GIVEN INSTRUCTION:
Which lines hold the word "Handover"? Copy each of them from the material.

Data records:

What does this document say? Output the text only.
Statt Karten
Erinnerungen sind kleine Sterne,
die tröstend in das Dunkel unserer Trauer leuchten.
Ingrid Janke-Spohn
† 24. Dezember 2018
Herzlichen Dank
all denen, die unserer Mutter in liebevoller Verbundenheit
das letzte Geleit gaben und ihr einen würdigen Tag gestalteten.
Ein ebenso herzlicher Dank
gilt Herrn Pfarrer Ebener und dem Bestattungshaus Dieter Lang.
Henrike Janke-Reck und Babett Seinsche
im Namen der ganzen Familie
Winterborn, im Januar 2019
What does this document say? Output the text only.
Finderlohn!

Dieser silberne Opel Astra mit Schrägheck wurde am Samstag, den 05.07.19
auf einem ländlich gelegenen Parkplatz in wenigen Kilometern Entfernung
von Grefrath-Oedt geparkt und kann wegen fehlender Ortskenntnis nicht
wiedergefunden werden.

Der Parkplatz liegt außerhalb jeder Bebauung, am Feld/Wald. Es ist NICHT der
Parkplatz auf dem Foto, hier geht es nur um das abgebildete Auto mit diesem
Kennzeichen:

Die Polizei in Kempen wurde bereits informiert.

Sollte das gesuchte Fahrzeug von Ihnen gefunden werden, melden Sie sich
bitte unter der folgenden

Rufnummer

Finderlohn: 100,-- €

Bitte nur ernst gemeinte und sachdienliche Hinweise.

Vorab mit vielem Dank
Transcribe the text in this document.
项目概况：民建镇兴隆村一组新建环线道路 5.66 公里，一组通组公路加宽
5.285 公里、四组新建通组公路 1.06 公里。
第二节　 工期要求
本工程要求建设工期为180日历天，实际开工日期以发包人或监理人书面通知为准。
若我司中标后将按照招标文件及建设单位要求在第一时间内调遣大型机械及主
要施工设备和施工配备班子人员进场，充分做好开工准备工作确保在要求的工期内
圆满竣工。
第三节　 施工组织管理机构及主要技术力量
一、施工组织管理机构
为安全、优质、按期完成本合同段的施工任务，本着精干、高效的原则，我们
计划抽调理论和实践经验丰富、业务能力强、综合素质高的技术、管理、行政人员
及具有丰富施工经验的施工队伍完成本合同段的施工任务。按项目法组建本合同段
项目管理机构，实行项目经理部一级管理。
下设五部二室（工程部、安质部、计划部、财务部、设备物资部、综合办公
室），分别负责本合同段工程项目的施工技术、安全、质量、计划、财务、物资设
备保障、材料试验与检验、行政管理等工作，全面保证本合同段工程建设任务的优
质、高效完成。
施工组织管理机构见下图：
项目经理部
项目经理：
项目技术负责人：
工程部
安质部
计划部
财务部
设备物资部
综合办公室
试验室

...

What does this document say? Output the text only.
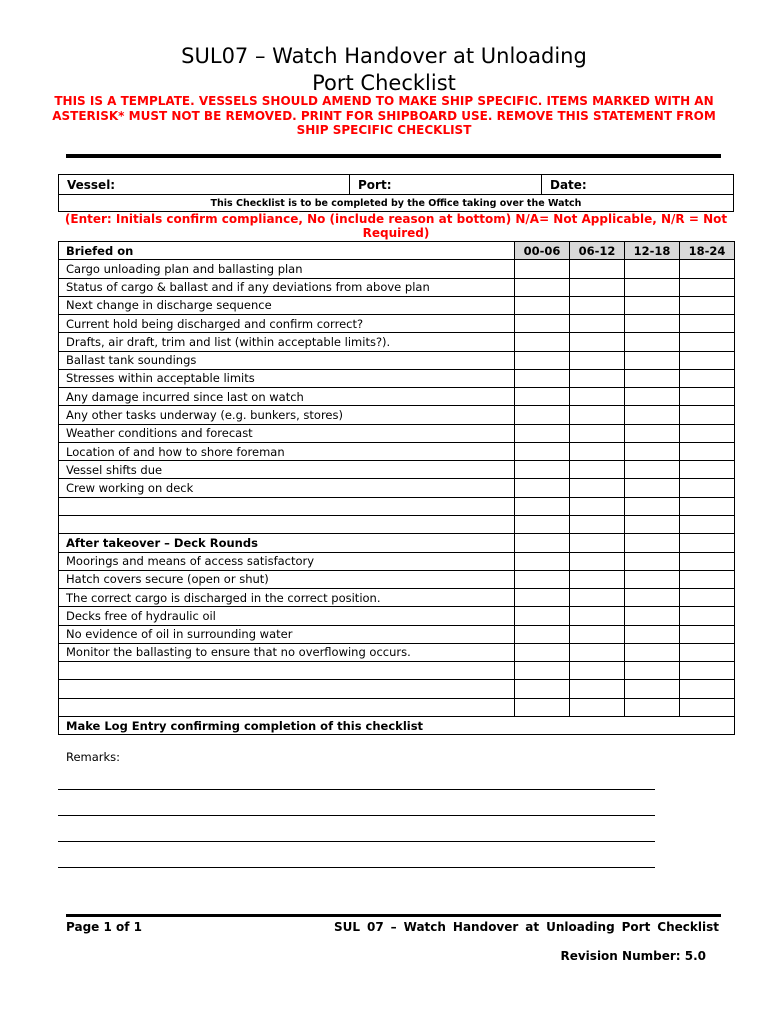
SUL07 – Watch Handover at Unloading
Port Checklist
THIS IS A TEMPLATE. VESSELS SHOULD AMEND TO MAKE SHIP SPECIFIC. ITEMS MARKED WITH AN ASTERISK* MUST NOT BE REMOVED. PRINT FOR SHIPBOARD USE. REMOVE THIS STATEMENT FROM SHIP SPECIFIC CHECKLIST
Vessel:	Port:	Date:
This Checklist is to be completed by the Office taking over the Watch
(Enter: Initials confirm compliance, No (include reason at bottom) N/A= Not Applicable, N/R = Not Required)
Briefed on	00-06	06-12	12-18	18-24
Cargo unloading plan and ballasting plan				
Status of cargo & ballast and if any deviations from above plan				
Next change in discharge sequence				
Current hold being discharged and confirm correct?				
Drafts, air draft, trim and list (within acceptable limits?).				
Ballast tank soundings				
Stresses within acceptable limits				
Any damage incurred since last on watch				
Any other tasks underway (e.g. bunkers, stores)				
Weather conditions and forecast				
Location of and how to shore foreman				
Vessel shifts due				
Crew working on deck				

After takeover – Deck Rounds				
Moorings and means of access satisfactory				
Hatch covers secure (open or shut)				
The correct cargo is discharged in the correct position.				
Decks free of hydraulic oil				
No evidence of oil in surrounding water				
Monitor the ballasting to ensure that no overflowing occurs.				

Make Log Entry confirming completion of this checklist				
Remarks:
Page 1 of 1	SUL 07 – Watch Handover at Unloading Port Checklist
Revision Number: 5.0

SOLUTION TO THE PROBLEM:
SUL07 – Watch Handover at Unloading
Page 1 of 1	SUL 07 – Watch Handover at Unloading Port Checklist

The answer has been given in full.